§ **Text shown**:
== == ==
Project Goal: To explore confidence intervals and hypothesis testing for categorical data.
Directions Overview: You will be asked to research and write a report about a qualitative variable from an identified population.
In your report, be sure to use full sentences, and justify your answers using specific details or values as appropriate. The following worksheet steps are provided to you to gather the required information to write your Final Report as detailed in Report Specifications.
Identify a qualitative variable that you would like to research, and the population that you will be studying.
Note: You will eventually be determining whether items from your population possess (yes/no) the characteristic you are researching.
What is the Qualitative Variable?
Number of teenagers who test while driving a vehicle.
What is the Population?
All teenagers in the U.S. who drive frequently.
Find a published figure for the population proportion. For example, according to the Pew Research Center, 69% of US adults say they use Facebook. (https://www.pewresearch.org/fact-tank/2021/06/01/facts-about-americans-and-facebook).
According to data from the 2015 Youth Risk Behavior Survey, 38% of teenagers admitted to texting while driving a vehicle. (https://www.aafp.org/news/health-of-the-public/20180928textndrive.html)
Take a sample of n=30 from your identified population and create a table recording the results. Include the table below (enter the individual responses).
Yes Yes No Yes No No
No Yes No Yes No Yes
No No Yes Yes No Yes
No Yes No No No No
Yes No No Yes No No
Identify and explain at least one type of bias that could be present in your research.
Using technology, create a bar chart for your qualitative variable. Be sure to include all appropriate labels in your bar chart. Include a screen clip of your bar chart here.
== == ==
§ **Provided data**:
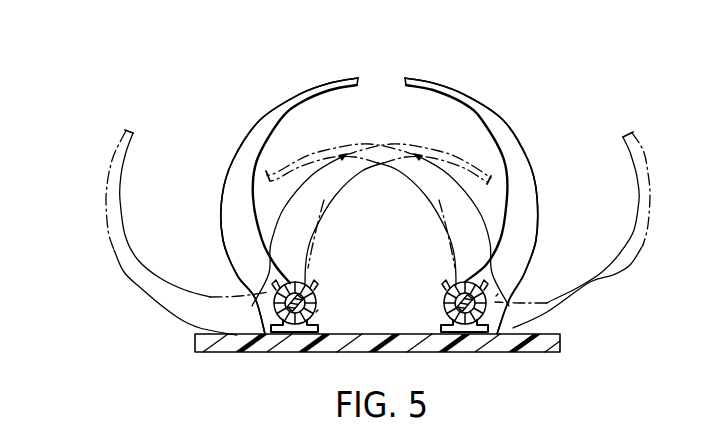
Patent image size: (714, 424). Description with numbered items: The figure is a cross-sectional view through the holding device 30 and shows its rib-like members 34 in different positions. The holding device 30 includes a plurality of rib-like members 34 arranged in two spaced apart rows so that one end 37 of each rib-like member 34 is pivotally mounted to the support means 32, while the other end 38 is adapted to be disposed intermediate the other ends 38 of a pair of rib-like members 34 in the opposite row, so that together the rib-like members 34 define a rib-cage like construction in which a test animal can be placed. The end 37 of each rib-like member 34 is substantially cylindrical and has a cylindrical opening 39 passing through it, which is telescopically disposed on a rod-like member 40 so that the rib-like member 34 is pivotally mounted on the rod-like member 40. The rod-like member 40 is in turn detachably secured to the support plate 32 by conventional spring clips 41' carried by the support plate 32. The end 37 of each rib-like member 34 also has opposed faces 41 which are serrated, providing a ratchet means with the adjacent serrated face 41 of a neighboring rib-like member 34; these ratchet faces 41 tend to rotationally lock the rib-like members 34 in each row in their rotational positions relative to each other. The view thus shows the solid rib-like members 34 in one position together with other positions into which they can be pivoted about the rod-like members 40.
== == ==
§ **The tasks**:
a: In the project worksheet, what share of teenagers admitted to texting while driving, according to the 2015 Youth Risk Behavior Survey?
b: Decide whether each statement agrees with the project worksheet. For each, answer yes or no and quote the deciding words.
(i) The sample to be taken has a size of 30.
(ii) The population under study is all U.S. adults who use Facebook.
(iii) The report may be written in short phrases instead of sentences.
c: Reproduce the project worksheet between "Take a sample" and "in your research.", inclusive.

§ **Answers for the exercise**:
a: 38%

b:
(i) Yes: "Take a sample of n=30 from your identified population"
(ii) No: "All teenagers in the U.S. who drive frequently."
(iii) No: "be sure to use full sentences"

c:
Take a sample of n=30 from your identified population and create a table recording the results. Include the table below (enter the individual responses).
Yes Yes No Yes No No
No Yes No Yes No Yes
No No Yes Yes No Yes
No Yes No No No No
Yes No No Yes No No
Identify and explain at least one type of bias that could be present in your research.